Your instructions: Extract every line that includes the string "哺乳动物核移植包括胚胎细胞核移植和体细胞核移植".

Listed entries:

· · · · · · ·

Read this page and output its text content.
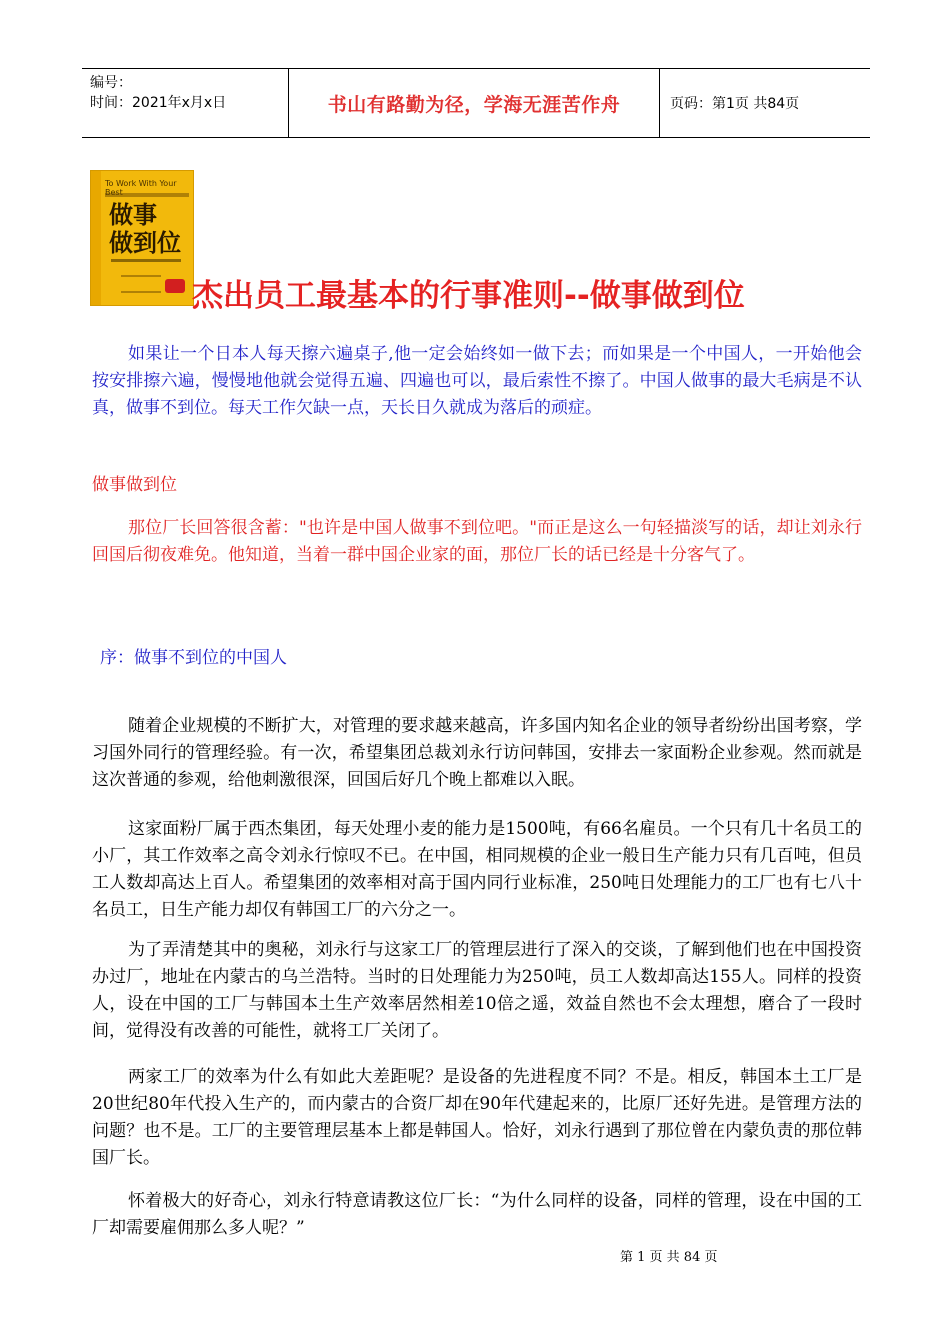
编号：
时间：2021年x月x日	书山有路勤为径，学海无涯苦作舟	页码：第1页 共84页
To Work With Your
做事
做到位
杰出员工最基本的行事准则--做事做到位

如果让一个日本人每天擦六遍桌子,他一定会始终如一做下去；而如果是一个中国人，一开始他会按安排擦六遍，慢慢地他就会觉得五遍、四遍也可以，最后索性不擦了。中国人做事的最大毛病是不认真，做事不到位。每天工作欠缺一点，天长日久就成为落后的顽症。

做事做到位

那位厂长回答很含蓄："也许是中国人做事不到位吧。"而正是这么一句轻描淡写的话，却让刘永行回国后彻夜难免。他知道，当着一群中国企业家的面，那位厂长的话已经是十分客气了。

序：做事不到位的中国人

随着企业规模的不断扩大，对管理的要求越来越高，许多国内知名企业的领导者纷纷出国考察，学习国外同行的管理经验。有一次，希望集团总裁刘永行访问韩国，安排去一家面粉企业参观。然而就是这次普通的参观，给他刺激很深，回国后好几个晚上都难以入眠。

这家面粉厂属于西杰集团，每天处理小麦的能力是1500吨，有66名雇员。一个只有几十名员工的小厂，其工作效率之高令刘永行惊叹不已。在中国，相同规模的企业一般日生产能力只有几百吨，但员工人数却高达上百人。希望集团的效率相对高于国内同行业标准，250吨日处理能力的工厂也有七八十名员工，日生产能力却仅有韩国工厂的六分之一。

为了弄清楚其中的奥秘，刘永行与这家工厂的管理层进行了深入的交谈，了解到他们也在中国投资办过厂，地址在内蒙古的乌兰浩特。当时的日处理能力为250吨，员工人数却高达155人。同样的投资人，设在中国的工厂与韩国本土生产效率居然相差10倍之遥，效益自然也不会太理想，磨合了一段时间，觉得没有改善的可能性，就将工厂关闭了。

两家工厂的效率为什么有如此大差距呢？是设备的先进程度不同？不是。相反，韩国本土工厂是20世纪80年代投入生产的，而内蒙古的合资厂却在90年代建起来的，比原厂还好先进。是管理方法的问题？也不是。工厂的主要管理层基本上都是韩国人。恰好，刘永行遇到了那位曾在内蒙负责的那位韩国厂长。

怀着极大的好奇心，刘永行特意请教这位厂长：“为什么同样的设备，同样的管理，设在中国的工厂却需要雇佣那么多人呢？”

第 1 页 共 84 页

· · · · · · ·

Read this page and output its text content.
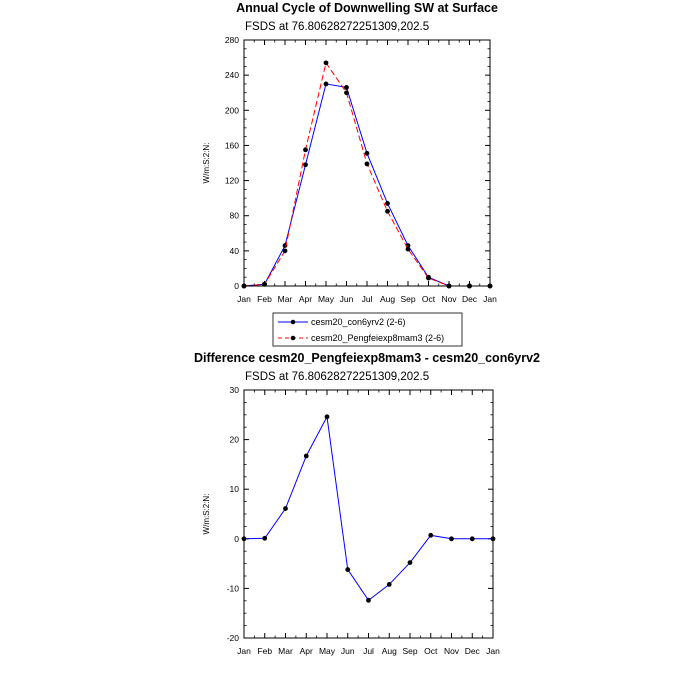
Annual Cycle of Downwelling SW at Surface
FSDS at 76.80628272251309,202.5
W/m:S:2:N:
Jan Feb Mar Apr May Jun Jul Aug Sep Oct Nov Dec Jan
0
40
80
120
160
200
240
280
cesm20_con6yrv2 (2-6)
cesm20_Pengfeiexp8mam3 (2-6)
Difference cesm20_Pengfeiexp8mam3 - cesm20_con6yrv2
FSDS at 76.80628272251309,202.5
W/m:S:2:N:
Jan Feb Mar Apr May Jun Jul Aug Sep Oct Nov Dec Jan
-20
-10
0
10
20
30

· · · · · · ·

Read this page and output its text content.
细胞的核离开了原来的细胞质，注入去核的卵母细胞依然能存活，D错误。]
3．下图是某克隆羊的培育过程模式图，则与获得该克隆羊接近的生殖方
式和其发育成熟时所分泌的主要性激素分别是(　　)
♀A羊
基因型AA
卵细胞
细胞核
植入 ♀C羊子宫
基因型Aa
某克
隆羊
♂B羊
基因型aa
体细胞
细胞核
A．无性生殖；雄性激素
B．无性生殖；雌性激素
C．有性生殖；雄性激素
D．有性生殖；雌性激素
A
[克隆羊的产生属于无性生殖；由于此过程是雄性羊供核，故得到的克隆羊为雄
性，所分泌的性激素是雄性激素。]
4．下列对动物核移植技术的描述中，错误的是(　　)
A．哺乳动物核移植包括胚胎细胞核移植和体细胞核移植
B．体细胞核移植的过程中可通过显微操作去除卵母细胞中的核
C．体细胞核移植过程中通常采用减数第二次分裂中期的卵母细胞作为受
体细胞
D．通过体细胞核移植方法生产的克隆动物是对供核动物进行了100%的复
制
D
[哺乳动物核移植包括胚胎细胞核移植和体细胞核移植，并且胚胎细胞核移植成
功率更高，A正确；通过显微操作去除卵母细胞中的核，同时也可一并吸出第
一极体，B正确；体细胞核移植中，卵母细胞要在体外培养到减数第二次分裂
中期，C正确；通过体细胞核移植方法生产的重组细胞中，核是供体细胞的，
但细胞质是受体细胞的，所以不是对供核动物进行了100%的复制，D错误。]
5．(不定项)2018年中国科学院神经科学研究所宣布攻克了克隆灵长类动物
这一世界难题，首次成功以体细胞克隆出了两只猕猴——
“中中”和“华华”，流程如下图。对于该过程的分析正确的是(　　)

· · · · · · ·

Complete output:
A．哺乳动物核移植包括胚胎细胞核移植和体细胞核移植
[哺乳动物核移植包括胚胎细胞核移植和体细胞核移植，并且胚胎细胞核移植成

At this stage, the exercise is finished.